*Do this:* Reproduce every line in the listing that contains the word "title".

— BEGIN Records for the task —

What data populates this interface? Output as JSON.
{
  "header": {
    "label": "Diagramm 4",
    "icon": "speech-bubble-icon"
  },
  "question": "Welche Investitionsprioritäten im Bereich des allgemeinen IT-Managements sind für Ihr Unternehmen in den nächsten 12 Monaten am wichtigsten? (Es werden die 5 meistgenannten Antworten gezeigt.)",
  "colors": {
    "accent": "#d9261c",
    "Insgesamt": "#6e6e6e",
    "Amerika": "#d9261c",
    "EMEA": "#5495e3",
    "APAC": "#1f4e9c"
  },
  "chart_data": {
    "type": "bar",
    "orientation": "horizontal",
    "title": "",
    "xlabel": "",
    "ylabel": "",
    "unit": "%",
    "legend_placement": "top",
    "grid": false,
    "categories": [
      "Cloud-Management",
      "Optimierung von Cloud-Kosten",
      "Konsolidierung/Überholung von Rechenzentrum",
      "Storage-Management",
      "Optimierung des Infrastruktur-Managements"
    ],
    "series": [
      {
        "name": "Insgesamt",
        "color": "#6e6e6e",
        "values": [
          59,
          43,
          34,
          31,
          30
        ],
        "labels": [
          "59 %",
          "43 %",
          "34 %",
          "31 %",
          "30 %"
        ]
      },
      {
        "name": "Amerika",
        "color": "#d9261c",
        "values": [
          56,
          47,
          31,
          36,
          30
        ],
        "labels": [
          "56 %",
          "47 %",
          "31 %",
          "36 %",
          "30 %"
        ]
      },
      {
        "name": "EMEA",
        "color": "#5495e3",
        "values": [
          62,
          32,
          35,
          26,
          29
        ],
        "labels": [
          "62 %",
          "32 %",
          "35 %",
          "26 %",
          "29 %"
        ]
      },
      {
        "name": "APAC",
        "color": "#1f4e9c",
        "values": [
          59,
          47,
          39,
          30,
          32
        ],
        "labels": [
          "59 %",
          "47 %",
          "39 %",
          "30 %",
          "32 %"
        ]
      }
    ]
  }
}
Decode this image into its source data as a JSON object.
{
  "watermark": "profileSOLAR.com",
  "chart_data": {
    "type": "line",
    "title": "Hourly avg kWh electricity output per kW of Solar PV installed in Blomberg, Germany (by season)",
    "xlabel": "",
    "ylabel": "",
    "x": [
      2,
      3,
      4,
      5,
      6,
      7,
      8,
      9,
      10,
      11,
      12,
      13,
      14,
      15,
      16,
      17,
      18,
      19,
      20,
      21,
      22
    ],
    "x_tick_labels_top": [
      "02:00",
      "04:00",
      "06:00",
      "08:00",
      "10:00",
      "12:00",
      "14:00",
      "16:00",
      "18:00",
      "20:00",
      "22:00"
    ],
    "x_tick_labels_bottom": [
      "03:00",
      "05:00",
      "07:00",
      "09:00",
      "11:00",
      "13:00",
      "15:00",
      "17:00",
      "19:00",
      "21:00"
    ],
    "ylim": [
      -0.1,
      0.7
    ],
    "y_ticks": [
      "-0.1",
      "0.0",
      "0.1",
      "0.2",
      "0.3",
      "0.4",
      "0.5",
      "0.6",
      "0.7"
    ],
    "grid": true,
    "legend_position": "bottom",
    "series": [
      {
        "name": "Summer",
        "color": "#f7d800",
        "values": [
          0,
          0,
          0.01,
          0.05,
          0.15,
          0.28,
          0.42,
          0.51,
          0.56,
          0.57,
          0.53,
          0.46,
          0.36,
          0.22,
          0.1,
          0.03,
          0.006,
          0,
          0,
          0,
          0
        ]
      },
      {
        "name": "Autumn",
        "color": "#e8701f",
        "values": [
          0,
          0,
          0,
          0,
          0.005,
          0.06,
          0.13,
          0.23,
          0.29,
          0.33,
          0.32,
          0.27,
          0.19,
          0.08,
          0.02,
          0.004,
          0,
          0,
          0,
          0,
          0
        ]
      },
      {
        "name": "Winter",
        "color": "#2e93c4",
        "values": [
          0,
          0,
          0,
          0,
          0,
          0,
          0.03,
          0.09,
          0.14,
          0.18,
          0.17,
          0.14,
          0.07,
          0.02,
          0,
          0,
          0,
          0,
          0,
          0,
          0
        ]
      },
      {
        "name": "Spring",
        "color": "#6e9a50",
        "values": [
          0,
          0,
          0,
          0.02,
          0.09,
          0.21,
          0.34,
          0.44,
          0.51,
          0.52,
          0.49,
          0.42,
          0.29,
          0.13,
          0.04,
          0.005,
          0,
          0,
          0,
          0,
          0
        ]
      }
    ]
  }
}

— END Records for the task —

*Result of this exercise:*
    "title": "",
    "title": "Hourly avg kWh electricity output per kW of Solar PV installed in Blomberg, Germany (by season)",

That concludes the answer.